Pull every line with the word "meta" out of the entries below.

------------

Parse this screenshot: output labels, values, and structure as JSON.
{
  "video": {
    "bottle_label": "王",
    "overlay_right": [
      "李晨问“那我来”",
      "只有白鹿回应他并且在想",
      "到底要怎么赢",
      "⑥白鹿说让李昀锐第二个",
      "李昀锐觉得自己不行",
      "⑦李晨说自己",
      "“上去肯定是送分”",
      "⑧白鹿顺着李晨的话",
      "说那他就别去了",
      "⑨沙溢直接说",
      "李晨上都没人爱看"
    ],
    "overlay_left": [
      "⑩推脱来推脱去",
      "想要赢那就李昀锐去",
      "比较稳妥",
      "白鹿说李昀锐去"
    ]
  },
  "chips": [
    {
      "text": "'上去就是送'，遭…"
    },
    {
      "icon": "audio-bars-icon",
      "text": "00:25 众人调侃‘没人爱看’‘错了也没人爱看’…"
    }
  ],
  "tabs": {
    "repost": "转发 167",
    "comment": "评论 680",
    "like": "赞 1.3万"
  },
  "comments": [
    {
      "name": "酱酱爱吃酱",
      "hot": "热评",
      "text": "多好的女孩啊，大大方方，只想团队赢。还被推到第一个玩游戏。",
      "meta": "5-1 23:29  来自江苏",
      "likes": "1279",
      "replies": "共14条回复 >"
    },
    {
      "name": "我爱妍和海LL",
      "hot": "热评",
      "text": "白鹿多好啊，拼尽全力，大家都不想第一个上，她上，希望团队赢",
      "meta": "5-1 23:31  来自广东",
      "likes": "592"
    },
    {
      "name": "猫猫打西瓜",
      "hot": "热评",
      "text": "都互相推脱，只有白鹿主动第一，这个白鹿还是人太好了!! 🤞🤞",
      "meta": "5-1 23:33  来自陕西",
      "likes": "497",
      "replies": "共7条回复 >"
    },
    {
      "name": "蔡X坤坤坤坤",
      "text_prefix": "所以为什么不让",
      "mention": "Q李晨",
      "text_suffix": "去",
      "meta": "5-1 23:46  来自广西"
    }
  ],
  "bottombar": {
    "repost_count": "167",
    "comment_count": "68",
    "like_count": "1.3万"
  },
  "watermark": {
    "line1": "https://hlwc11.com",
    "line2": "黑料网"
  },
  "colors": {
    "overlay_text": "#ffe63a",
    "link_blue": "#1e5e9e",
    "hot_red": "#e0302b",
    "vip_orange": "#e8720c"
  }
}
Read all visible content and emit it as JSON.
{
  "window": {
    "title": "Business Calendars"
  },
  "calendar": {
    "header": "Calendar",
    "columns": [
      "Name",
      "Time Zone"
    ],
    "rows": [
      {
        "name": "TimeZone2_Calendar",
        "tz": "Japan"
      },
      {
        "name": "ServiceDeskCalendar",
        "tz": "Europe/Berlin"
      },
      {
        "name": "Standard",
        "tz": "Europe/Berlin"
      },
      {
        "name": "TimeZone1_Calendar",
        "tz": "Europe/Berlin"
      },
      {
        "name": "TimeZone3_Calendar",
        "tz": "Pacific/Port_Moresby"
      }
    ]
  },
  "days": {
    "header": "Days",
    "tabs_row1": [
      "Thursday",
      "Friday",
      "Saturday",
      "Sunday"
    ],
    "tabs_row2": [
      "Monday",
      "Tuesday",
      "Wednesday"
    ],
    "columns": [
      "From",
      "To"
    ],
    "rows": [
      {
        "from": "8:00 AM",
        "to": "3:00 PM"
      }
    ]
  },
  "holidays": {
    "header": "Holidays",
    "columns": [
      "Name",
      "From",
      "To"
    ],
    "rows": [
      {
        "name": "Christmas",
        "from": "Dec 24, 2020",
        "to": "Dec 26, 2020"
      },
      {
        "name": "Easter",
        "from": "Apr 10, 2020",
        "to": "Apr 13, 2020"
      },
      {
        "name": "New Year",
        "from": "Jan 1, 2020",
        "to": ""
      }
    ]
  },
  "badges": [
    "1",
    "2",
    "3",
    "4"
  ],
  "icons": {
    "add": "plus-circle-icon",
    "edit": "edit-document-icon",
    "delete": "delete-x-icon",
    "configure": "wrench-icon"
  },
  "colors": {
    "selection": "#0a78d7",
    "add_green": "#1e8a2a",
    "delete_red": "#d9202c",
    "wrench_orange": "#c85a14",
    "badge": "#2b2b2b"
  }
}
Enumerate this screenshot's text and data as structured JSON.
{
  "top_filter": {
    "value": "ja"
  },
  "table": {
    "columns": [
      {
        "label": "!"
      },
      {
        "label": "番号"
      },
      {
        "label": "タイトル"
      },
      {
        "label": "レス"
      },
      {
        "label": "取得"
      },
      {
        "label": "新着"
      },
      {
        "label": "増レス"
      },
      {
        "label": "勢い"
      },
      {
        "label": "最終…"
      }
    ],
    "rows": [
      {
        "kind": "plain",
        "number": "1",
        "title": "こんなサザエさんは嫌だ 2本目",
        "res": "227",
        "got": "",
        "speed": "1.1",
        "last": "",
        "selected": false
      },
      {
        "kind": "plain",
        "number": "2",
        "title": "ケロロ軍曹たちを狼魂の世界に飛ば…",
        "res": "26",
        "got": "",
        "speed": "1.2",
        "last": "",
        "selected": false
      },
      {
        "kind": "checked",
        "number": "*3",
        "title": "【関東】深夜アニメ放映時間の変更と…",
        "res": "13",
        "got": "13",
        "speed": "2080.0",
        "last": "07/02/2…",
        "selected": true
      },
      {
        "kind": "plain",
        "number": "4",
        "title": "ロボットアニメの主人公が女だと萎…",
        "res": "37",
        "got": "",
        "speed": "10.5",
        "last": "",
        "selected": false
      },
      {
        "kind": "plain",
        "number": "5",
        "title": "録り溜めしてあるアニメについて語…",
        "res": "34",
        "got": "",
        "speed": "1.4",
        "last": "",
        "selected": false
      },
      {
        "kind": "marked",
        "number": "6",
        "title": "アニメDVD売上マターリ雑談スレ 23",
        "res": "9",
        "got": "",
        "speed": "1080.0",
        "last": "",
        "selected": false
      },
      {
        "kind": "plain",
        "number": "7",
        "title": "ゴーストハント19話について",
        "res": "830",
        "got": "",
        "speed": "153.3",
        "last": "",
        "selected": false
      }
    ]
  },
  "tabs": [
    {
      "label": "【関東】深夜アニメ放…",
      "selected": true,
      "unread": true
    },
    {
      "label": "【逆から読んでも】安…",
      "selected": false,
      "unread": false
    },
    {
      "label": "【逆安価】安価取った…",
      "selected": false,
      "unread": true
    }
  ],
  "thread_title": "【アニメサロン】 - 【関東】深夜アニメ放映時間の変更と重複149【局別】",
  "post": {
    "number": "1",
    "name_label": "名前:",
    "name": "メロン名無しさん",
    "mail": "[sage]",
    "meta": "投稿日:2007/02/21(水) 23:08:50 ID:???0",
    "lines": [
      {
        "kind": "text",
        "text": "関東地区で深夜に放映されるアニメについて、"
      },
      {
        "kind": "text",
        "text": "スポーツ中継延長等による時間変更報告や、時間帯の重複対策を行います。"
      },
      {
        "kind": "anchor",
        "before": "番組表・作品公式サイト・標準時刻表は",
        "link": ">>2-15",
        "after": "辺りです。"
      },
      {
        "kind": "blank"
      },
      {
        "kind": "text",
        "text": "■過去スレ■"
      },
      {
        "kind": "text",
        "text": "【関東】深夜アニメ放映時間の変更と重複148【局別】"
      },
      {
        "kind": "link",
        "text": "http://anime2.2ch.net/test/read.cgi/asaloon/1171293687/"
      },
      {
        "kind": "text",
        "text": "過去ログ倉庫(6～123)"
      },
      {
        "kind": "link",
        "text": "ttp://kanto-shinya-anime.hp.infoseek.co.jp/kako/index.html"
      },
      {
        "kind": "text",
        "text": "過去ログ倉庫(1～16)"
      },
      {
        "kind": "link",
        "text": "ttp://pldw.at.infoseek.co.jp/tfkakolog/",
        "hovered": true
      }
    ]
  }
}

------------

● ANSWER TO THE TASK
      "meta": "5-1 23:29  来自江苏",
      "meta": "5-1 23:31  来自广东",
      "meta": "5-1 23:33  来自陕西",
      "meta": "5-1 23:46  来自广西"
    "meta": "投稿日:2007/02/21(水) 23:08:50 ID:???0",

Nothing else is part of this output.